**Provided entries:**

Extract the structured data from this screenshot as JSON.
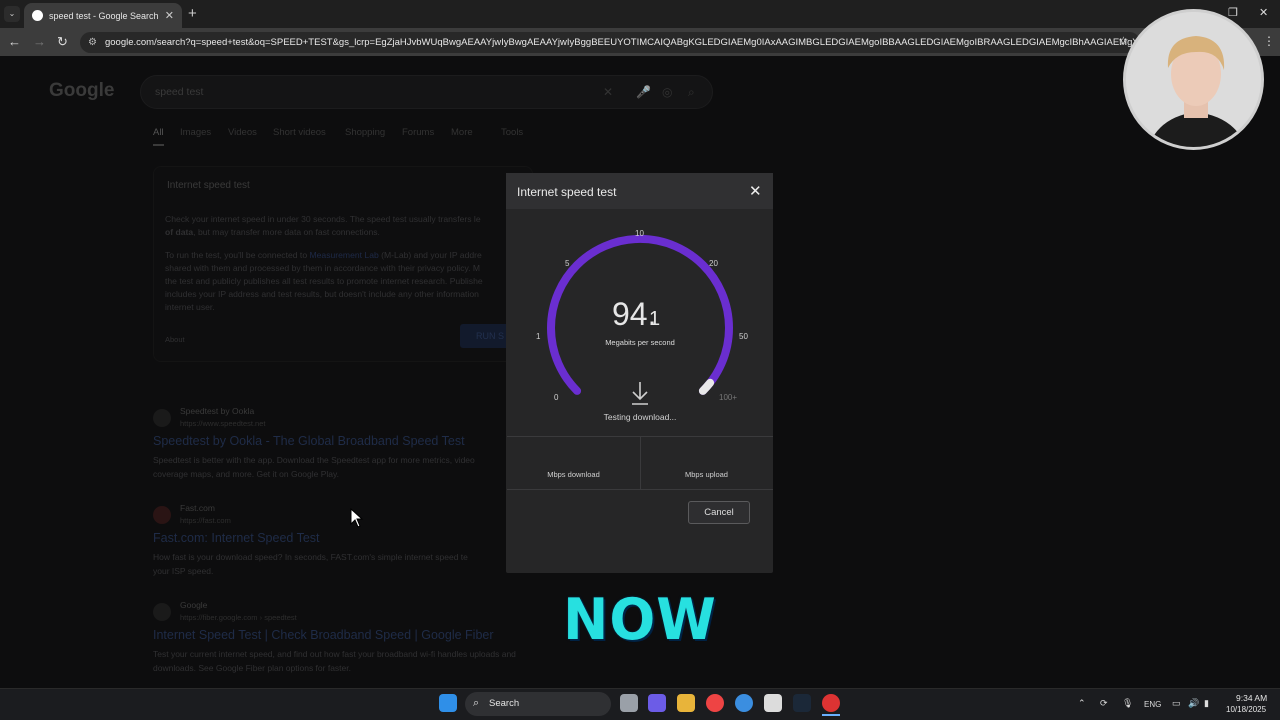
{
  "browser": {
    "tab_title": "speed test - Google Search",
    "url": "google.com/search?q=speed+test&oq=SPEED+TEST&gs_lcrp=EgZjaHJvbWUqBwgAEAAYjwIyBwgAEAAYjwIyBggBEEUYOTIMCAIQABgKGLEDGIAEMg0IAxAAGIMBGLEDGIAEMgoIBBAAGLEDGIAEMgoIBRAAGLEDGIAEMgcIBhAAGIAEMgYIBxAFGED..."
  },
  "google": {
    "logo": "Google",
    "query": "speed test",
    "tabs": [
      "All",
      "Images",
      "Videos",
      "Short videos",
      "Shopping",
      "Forums",
      "More",
      "Tools"
    ],
    "card_title": "Internet speed test",
    "card_p1a": "Check your internet speed in under 30 seconds. The speed test usually transfers le",
    "card_p1b": "of data",
    "card_p1c": ", but may transfer more data on fast connections.",
    "card_p2_l1a": "To run the test, you'll be connected to ",
    "card_p2_link": "Measurement Lab",
    "card_p2_l1b": " (M-Lab) and your IP addre",
    "card_p2_l2": "shared with them and processed by them in accordance with their privacy policy. M",
    "card_p2_l3": "the test and publicly publishes all test results to promote internet research. Publishe",
    "card_p2_l4": "includes your IP address and test results, but doesn't include any other information",
    "card_p2_l5": "internet user.",
    "about": "About",
    "run_btn": "RUN S"
  },
  "results": [
    {
      "site": "Speedtest by Ookla",
      "url": "https://www.speedtest.net",
      "title": "Speedtest by Ookla - The Global Broadband Speed Test",
      "snippet1": "Speedtest is better with the app. Download the Speedtest app for more metrics, video",
      "snippet2": "coverage maps, and more. Get it on Google Play."
    },
    {
      "site": "Fast.com",
      "url": "https://fast.com",
      "title": "Fast.com: Internet Speed Test",
      "snippet1": "How fast is your download speed? In seconds, FAST.com's simple internet speed te",
      "snippet2": "your ISP speed."
    },
    {
      "site": "Google",
      "url": "https://fiber.google.com › speedtest",
      "title": "Internet Speed Test | Check Broadband Speed | Google Fiber",
      "snippet1": "Test your current internet speed, and find out how fast your broadband wi-fi handles uploads and",
      "snippet2": "downloads. See Google Fiber plan options for faster."
    }
  ],
  "speedtest": {
    "title": "Internet speed test",
    "ticks": [
      "0",
      "1",
      "5",
      "10",
      "20",
      "50",
      "100+"
    ],
    "speed_int": "94.",
    "speed_dec": "1",
    "speed_value": 94.1,
    "unit": "Megabits per second",
    "status": "Testing download...",
    "download_label": "Mbps download",
    "upload_label": "Mbps upload",
    "cancel": "Cancel",
    "arc_color": "#6a2ed0"
  },
  "overlay": {
    "caption": "NOW",
    "caption_color": "#27e0e0"
  },
  "taskbar": {
    "search": "Search",
    "lang": "ENG",
    "time": "9:34 AM",
    "date": "10/18/2025"
  }
}
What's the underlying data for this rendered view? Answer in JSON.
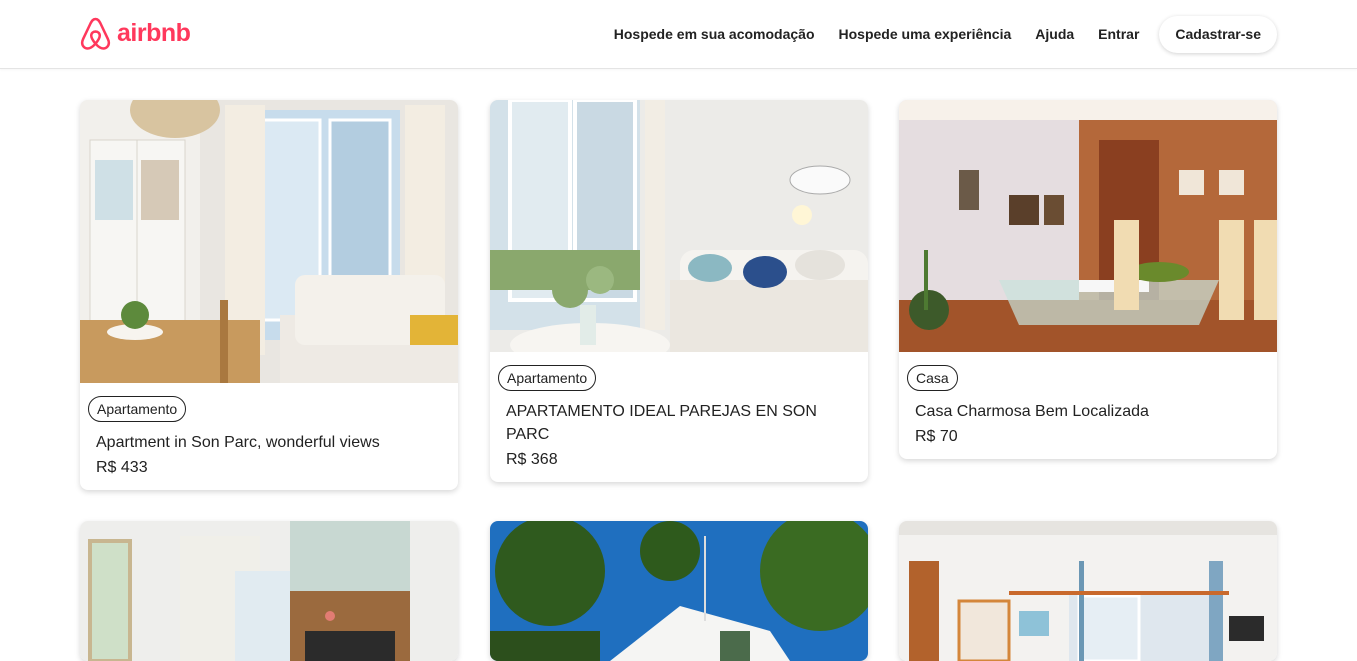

**Do this:**
Reproduce all of the material exactly, apart from the pictures.

**Final result:**
Extract the structured data from this screenshot as JSON.
{
  "browser": {
    "tab_title": "speed test - Google Search",
    "url": "google.com/search?q=speed+test&oq=SPEED+TEST&gs_lcrp=EgZjaHJvbWUqBwgAEAAYjwIyBwgAEAAYjwIyBggBEEUYOTIMCAIQABgKGLEDGIAEMg0IAxAAGIMBGLEDGIAEMgoIBBAAGLEDGIAEMgoIBRAAGLEDGIAEMgcIBhAAGIAEMgYIBxAFGED..."
  },
  "google": {
    "logo": "Google",
    "query": "speed test",
    "tabs": [
      "All",
      "Images",
      "Videos",
      "Short videos",
      "Shopping",
      "Forums",
      "More",
      "Tools"
    ],
    "card_title": "Internet speed test",
    "card_p1a": "Check your internet speed in under 30 seconds. The speed test usually transfers le",
    "card_p1b": "of data",
    "card_p1c": ", but may transfer more data on fast connections.",
    "card_p2_l1a": "To run the test, you'll be connected to ",
    "card_p2_link": "Measurement Lab",
    "card_p2_l1b": " (M-Lab) and your IP addre",
    "card_p2_l2": "shared with them and processed by them in accordance with their privacy policy. M",
    "card_p2_l3": "the test and publicly publishes all test results to promote internet research. Publishe",
    "card_p2_l4": "includes your IP address and test results, but doesn't include any other information",
    "card_p2_l5": "internet user.",
    "about": "About",
    "run_btn": "RUN S"
  },
  "results": [
    {
      "site": "Speedtest by Ookla",
      "url": "https://www.speedtest.net",
      "title": "Speedtest by Ookla - The Global Broadband Speed Test",
      "snippet1": "Speedtest is better with the app. Download the Speedtest app for more metrics, video",
      "snippet2": "coverage maps, and more. Get it on Google Play."
    },
    {
      "site": "Fast.com",
      "url": "https://fast.com",
      "title": "Fast.com: Internet Speed Test",
      "snippet1": "How fast is your download speed? In seconds, FAST.com's simple internet speed te",
      "snippet2": "your ISP speed."
    },
    {
      "site": "Google",
      "url": "https://fiber.google.com › speedtest",
      "title": "Internet Speed Test | Check Broadband Speed | Google Fiber",
      "snippet1": "Test your current internet speed, and find out how fast your broadband wi-fi handles uploads and",
      "snippet2": "downloads. See Google Fiber plan options for faster."
    }
  ],
  "speedtest": {
    "title": "Internet speed test",
    "ticks": [
      "0",
      "1",
      "5",
      "10",
      "20",
      "50",
      "100+"
    ],
    "speed_int": "94.",
    "speed_dec": "1",
    "speed_value": 94.1,
    "unit": "Megabits per second",
    "status": "Testing download...",
    "download_label": "Mbps download",
    "upload_label": "Mbps upload",
    "cancel": "Cancel",
    "arc_color": "#6a2ed0"
  },
  "overlay": {
    "caption": "NOW",
    "caption_color": "#27e0e0"
  },
  "taskbar": {
    "search": "Search",
    "lang": "ENG",
    "time": "9:34 AM",
    "date": "10/18/2025"
  }
}
What's the underlying data for this rendered view? Answer in JSON.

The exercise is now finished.